Directions:
Write out the data again exactly, skipping every picture.

[Stored data]
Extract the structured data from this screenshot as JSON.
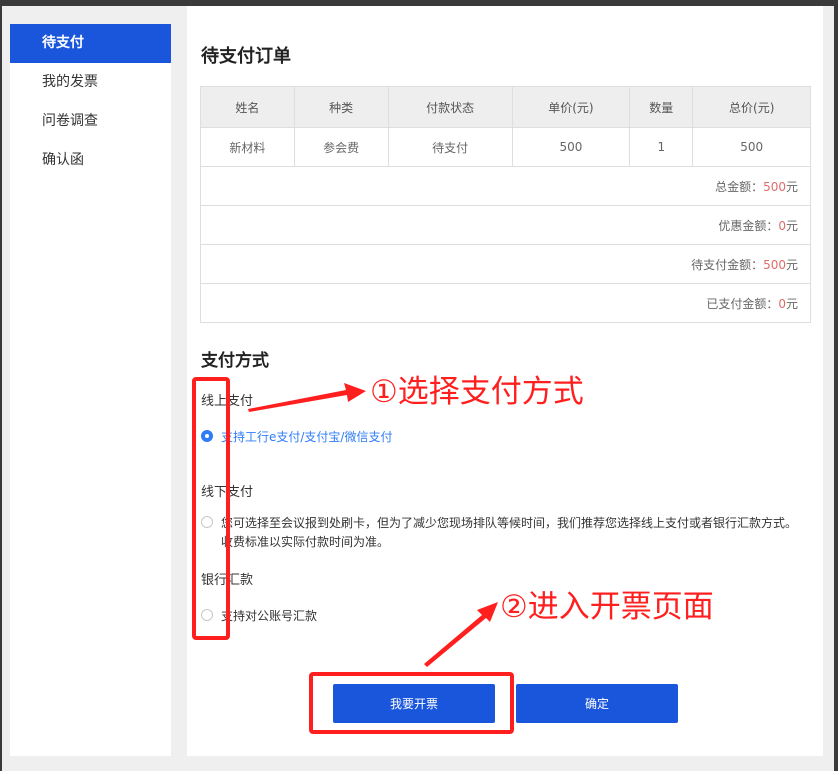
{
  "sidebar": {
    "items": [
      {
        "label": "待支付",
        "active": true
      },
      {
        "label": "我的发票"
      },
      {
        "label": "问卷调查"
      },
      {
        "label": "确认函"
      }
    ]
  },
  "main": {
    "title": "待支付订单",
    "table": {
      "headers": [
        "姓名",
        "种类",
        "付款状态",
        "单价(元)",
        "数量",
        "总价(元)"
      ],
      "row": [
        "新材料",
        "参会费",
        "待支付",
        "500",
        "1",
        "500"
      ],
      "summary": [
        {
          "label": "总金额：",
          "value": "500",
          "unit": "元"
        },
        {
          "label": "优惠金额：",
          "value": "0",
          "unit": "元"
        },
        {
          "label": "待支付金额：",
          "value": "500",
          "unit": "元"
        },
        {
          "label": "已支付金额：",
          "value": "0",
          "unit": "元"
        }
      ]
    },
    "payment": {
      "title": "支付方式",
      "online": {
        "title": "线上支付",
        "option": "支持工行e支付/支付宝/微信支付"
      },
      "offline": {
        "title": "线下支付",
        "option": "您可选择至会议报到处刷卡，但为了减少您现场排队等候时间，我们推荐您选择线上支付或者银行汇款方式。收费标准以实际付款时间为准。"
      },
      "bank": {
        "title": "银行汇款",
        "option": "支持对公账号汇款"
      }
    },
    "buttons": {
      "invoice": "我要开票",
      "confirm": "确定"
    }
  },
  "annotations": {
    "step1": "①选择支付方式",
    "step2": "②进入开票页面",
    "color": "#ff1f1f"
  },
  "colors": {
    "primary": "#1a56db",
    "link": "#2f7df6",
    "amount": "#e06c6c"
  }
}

Task solution:
Extract the structured data from this screenshot as JSON.
{
  "sidebar": {
    "items": [
      {
        "label": "待支付",
        "active": true
      },
      {
        "label": "我的发票"
      },
      {
        "label": "问卷调查"
      },
      {
        "label": "确认函"
      }
    ]
  },
  "main": {
    "title": "待支付订单",
    "table": {
      "headers": [
        "姓名",
        "种类",
        "付款状态",
        "单价(元)",
        "数量",
        "总价(元)"
      ],
      "row": [
        "新材料",
        "参会费",
        "待支付",
        "500",
        "1",
        "500"
      ],
      "summary": [
        {
          "label": "总金额：",
          "value": "500",
          "unit": "元"
        },
        {
          "label": "优惠金额：",
          "value": "0",
          "unit": "元"
        },
        {
          "label": "待支付金额：",
          "value": "500",
          "unit": "元"
        },
        {
          "label": "已支付金额：",
          "value": "0",
          "unit": "元"
        }
      ]
    },
    "payment": {
      "title": "支付方式",
      "online": {
        "title": "线上支付",
        "option": "支持工行e支付/支付宝/微信支付"
      },
      "offline": {
        "title": "线下支付",
        "option": "您可选择至会议报到处刷卡，但为了减少您现场排队等候时间，我们推荐您选择线上支付或者银行汇款方式。收费标准以实际付款时间为准。"
      },
      "bank": {
        "title": "银行汇款",
        "option": "支持对公账号汇款"
      }
    },
    "buttons": {
      "invoice": "我要开票",
      "confirm": "确定"
    }
  },
  "annotations": {
    "step1": "①选择支付方式",
    "step2": "②进入开票页面",
    "color": "#ff1f1f"
  },
  "colors": {
    "primary": "#1a56db",
    "link": "#2f7df6",
    "amount": "#e06c6c"
  }
}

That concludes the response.